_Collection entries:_
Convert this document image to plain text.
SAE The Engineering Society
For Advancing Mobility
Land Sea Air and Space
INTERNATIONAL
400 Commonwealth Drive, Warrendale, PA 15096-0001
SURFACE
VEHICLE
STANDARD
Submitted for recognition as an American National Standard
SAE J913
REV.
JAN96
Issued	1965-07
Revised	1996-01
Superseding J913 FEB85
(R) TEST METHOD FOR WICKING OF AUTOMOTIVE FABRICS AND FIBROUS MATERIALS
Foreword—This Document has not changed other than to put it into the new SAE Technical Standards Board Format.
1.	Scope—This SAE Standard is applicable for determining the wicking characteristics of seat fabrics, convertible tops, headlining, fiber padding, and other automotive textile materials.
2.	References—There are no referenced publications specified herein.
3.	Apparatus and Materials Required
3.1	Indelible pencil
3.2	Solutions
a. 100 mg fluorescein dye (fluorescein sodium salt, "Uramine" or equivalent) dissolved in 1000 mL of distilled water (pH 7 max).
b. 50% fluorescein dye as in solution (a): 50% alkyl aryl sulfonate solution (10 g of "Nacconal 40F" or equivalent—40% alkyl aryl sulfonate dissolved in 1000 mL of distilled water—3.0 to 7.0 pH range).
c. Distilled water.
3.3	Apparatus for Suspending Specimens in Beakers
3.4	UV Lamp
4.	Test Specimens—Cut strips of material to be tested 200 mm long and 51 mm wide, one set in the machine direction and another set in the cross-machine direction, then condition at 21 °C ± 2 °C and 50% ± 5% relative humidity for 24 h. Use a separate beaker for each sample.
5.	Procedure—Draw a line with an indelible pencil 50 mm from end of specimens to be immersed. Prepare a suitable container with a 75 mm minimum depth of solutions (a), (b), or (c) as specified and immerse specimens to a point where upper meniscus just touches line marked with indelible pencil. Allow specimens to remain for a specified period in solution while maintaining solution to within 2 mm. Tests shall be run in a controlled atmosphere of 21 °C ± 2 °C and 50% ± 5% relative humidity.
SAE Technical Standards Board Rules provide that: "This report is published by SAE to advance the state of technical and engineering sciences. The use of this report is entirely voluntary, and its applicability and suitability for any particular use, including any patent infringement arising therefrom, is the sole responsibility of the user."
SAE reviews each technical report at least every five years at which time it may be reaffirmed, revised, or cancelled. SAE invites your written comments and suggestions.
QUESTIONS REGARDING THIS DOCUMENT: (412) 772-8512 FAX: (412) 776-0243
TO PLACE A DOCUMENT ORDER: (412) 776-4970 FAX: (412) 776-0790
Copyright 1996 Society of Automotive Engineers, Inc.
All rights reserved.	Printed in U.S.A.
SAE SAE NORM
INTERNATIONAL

_Exercise aim:_ Note each line of the entries that has "Board" in it, and copy those lines.

_Exercise result:_
Foreword—This Document has not changed other than to put it into the new SAE Technical Standards Board Format.
SAE Technical Standards Board Rules provide that: "This report is published by SAE to advance the state of technical and engineering sciences. The use of this report is entirely voluntary, and its applicability and suitability for any particular use, including any patent infringement arising therefrom, is the sole responsibility of the user."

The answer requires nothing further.